_DESCRIPTION OF THE TASK_. The records below must be duplicated exactly, character for character.

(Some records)
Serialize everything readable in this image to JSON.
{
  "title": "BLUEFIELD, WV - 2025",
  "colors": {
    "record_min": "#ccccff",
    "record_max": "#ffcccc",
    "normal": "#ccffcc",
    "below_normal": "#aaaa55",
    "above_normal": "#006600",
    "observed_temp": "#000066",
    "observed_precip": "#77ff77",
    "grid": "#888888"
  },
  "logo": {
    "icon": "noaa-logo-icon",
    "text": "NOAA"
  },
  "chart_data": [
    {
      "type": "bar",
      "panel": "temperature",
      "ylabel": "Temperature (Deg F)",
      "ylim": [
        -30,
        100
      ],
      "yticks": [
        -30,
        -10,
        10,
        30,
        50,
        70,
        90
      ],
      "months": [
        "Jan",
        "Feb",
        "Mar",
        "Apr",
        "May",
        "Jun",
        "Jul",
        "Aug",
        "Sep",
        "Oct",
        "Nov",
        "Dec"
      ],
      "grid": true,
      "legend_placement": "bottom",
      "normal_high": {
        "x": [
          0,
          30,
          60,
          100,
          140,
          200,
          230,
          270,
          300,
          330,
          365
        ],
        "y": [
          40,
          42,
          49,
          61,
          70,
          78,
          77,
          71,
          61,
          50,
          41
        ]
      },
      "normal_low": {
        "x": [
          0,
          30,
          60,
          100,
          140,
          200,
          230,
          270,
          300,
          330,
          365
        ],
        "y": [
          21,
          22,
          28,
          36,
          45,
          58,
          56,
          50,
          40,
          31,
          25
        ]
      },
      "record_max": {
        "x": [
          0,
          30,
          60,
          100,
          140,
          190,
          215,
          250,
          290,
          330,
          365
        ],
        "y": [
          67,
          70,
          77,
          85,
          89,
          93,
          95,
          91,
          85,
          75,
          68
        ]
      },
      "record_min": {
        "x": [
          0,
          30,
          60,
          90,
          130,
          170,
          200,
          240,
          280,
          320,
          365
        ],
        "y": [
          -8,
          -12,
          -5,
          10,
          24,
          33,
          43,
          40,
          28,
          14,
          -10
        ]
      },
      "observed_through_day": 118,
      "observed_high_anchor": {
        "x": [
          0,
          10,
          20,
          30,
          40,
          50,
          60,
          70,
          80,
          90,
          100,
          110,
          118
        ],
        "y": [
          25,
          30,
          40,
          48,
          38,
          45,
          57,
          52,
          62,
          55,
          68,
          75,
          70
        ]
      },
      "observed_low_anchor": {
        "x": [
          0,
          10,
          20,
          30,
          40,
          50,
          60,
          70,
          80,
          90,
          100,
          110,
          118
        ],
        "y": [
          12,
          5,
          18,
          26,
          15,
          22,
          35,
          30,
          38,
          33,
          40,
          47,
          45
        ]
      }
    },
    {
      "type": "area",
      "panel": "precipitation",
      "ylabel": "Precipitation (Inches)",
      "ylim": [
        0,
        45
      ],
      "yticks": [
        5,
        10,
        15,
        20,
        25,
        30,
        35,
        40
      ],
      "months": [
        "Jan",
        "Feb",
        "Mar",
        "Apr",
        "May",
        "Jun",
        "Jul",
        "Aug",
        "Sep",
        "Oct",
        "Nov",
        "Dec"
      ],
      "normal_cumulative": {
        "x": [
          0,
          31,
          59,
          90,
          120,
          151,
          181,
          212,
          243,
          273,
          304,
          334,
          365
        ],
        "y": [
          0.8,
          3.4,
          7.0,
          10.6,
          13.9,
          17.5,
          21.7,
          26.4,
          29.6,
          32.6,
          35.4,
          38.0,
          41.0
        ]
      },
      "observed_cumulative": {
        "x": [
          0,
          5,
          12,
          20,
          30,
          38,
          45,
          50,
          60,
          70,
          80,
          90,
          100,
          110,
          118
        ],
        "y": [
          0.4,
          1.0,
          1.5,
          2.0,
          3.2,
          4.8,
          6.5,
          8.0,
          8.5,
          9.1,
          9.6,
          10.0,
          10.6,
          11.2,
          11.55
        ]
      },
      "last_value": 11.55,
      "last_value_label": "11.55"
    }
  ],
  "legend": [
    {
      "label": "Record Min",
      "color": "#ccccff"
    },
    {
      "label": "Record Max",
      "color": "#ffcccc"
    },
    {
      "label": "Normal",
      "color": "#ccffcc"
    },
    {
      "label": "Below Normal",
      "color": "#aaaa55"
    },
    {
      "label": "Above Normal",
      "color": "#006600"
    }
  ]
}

_REPLY_.
Serialize everything readable in this image to JSON.
{
  "title": "BLUEFIELD, WV - 2025",
  "colors": {
    "record_min": "#ccccff",
    "record_max": "#ffcccc",
    "normal": "#ccffcc",
    "below_normal": "#aaaa55",
    "above_normal": "#006600",
    "observed_temp": "#000066",
    "observed_precip": "#77ff77",
    "grid": "#888888"
  },
  "logo": {
    "icon": "noaa-logo-icon",
    "text": "NOAA"
  },
  "chart_data": [
    {
      "type": "bar",
      "panel": "temperature",
      "ylabel": "Temperature (Deg F)",
      "ylim": [
        -30,
        100
      ],
      "yticks": [
        -30,
        -10,
        10,
        30,
        50,
        70,
        90
      ],
      "months": [
        "Jan",
        "Feb",
        "Mar",
        "Apr",
        "May",
        "Jun",
        "Jul",
        "Aug",
        "Sep",
        "Oct",
        "Nov",
        "Dec"
      ],
      "grid": true,
      "legend_placement": "bottom",
      "normal_high": {
        "x": [
          0,
          30,
          60,
          100,
          140,
          200,
          230,
          270,
          300,
          330,
          365
        ],
        "y": [
          40,
          42,
          49,
          61,
          70,
          78,
          77,
          71,
          61,
          50,
          41
        ]
      },
      "normal_low": {
        "x": [
          0,
          30,
          60,
          100,
          140,
          200,
          230,
          270,
          300,
          330,
          365
        ],
        "y": [
          21,
          22,
          28,
          36,
          45,
          58,
          56,
          50,
          40,
          31,
          25
        ]
      },
      "record_max": {
        "x": [
          0,
          30,
          60,
          100,
          140,
          190,
          215,
          250,
          290,
          330,
          365
        ],
        "y": [
          67,
          70,
          77,
          85,
          89,
          93,
          95,
          91,
          85,
          75,
          68
        ]
      },
      "record_min": {
        "x": [
          0,
          30,
          60,
          90,
          130,
          170,
          200,
          240,
          280,
          320,
          365
        ],
        "y": [
          -8,
          -12,
          -5,
          10,
          24,
          33,
          43,
          40,
          28,
          14,
          -10
        ]
      },
      "observed_through_day": 118,
      "observed_high_anchor": {
        "x": [
          0,
          10,
          20,
          30,
          40,
          50,
          60,
          70,
          80,
          90,
          100,
          110,
          118
        ],
        "y": [
          25,
          30,
          40,
          48,
          38,
          45,
          57,
          52,
          62,
          55,
          68,
          75,
          70
        ]
      },
      "observed_low_anchor": {
        "x": [
          0,
          10,
          20,
          30,
          40,
          50,
          60,
          70,
          80,
          90,
          100,
          110,
          118
        ],
        "y": [
          12,
          5,
          18,
          26,
          15,
          22,
          35,
          30,
          38,
          33,
          40,
          47,
          45
        ]
      }
    },
    {
      "type": "area",
      "panel": "precipitation",
      "ylabel": "Precipitation (Inches)",
      "ylim": [
        0,
        45
      ],
      "yticks": [
        5,
        10,
        15,
        20,
        25,
        30,
        35,
        40
      ],
      "months": [
        "Jan",
        "Feb",
        "Mar",
        "Apr",
        "May",
        "Jun",
        "Jul",
        "Aug",
        "Sep",
        "Oct",
        "Nov",
        "Dec"
      ],
      "normal_cumulative": {
        "x": [
          0,
          31,
          59,
          90,
          120,
          151,
          181,
          212,
          243,
          273,
          304,
          334,
          365
        ],
        "y": [
          0.8,
          3.4,
          7.0,
          10.6,
          13.9,
          17.5,
          21.7,
          26.4,
          29.6,
          32.6,
          35.4,
          38.0,
          41.0
        ]
      },
      "observed_cumulative": {
        "x": [
          0,
          5,
          12,
          20,
          30,
          38,
          45,
          50,
          60,
          70,
          80,
          90,
          100,
          110,
          118
        ],
        "y": [
          0.4,
          1.0,
          1.5,
          2.0,
          3.2,
          4.8,
          6.5,
          8.0,
          8.5,
          9.1,
          9.6,
          10.0,
          10.6,
          11.2,
          11.55
        ]
      },
      "last_value": 11.55,
      "last_value_label": "11.55"
    }
  ],
  "legend": [
    {
      "label": "Record Min",
      "color": "#ccccff"
    },
    {
      "label": "Record Max",
      "color": "#ffcccc"
    },
    {
      "label": "Normal",
      "color": "#ccffcc"
    },
    {
      "label": "Below Normal",
      "color": "#aaaa55"
    },
    {
      "label": "Above Normal",
      "color": "#006600"
    }
  ]
}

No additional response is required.